TASK DESCRIPTION: Collect all lines from the listing that include the string "title".

DATASET RECORDS:
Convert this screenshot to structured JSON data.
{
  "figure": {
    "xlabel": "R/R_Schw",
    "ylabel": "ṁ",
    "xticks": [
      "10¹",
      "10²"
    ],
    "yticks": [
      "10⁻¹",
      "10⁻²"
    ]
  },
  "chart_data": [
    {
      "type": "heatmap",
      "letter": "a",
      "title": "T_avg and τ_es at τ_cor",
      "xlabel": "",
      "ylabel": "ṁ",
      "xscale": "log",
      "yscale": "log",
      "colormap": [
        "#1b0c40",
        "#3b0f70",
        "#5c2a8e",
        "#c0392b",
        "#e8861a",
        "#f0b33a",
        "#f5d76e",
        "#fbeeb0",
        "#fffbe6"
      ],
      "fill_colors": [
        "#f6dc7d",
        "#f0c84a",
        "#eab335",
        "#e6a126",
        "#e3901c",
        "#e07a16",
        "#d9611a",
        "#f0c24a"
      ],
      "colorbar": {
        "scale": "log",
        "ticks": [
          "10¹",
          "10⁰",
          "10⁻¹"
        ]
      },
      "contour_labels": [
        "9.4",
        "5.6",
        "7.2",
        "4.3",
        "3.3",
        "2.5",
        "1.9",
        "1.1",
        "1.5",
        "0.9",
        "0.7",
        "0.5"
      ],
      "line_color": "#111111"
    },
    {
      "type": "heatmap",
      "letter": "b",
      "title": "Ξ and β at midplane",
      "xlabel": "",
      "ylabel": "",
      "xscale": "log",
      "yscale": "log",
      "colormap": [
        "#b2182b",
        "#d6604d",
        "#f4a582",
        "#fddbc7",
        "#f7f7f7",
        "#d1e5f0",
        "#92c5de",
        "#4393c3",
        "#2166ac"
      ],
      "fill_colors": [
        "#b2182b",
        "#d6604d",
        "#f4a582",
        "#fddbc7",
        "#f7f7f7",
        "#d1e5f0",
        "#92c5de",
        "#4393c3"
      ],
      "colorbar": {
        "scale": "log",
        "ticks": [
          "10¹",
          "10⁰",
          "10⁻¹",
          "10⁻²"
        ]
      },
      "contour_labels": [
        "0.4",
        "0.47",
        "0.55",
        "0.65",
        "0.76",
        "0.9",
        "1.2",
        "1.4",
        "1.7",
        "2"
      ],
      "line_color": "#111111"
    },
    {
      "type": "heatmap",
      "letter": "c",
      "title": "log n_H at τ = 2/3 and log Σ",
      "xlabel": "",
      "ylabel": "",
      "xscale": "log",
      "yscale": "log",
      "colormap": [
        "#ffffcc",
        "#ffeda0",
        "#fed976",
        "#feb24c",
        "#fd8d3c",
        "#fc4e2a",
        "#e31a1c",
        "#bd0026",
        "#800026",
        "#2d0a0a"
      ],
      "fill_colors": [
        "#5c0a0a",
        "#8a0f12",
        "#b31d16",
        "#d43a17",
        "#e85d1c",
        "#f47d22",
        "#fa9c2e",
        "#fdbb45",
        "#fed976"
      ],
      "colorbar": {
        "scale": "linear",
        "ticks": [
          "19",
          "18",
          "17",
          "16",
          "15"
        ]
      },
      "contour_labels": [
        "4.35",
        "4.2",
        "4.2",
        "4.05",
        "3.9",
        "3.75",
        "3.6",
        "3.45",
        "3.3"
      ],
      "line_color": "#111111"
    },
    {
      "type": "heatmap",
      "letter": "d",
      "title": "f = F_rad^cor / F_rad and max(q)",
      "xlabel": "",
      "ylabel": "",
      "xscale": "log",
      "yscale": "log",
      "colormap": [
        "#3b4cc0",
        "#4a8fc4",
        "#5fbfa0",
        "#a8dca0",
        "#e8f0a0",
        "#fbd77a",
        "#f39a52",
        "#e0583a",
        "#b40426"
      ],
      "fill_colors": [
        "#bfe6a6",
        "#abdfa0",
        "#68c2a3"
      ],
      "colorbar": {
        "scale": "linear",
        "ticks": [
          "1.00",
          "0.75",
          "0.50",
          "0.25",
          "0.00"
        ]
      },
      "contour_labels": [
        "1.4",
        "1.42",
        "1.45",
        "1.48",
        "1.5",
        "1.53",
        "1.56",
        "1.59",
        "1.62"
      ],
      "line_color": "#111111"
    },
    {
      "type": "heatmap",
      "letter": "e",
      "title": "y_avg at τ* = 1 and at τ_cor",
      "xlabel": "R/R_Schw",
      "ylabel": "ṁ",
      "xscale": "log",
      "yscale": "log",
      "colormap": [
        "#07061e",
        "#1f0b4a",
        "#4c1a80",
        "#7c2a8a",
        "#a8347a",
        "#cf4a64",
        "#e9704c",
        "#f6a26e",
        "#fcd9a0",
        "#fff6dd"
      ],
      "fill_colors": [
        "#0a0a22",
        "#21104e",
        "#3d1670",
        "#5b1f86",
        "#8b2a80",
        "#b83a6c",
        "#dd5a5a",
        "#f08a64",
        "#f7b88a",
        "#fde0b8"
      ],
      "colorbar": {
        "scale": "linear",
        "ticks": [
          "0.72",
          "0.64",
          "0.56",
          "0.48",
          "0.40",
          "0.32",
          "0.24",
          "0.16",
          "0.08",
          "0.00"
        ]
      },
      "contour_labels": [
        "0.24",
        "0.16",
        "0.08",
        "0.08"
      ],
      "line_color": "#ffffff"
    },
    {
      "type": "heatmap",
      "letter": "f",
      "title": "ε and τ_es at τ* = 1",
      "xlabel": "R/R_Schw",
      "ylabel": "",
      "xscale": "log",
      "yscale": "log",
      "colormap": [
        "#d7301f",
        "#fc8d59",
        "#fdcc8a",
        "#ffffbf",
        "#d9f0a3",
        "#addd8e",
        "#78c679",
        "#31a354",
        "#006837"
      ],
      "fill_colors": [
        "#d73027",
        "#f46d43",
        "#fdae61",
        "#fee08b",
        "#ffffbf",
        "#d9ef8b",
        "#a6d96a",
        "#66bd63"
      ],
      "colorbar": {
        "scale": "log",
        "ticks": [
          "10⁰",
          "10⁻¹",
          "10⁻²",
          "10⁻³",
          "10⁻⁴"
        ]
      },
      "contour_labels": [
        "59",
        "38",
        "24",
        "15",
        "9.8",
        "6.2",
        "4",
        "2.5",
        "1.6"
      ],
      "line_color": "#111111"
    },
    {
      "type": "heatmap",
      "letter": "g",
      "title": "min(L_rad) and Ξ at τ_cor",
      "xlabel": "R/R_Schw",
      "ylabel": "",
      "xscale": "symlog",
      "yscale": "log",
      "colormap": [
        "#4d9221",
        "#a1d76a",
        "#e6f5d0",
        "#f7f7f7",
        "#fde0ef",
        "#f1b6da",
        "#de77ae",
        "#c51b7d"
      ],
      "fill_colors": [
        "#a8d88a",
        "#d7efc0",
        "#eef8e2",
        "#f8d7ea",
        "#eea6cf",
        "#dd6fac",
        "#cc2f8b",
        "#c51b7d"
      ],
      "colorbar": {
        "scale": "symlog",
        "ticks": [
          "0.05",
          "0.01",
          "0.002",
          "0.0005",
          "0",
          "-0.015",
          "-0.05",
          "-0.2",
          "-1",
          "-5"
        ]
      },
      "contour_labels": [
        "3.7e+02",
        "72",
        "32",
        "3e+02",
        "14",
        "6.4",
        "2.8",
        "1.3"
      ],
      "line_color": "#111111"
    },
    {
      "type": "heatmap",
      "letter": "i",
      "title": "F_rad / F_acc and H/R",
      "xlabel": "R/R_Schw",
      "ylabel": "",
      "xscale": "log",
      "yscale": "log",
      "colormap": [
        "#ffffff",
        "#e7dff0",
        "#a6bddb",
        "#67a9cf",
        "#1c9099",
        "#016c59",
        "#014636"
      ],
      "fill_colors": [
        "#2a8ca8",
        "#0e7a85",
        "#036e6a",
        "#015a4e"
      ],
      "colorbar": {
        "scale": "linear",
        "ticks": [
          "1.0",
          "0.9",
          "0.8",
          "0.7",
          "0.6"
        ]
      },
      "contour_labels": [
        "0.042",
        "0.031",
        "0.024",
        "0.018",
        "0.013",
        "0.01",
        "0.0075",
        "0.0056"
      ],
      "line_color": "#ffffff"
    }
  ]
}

FINISHED ANSWER:
      "title": "T_avg and τ_es at τ_cor",
      "title": "Ξ and β at midplane",
      "title": "log n_H at τ = 2/3 and log Σ",
      "title": "f = F_rad^cor / F_rad and max(q)",
      "title": "y_avg at τ* = 1 and at τ_cor",
      "title": "ε and τ_es at τ* = 1",
      "title": "min(L_rad) and Ξ at τ_cor",
      "title": "F_rad / F_acc and H/R",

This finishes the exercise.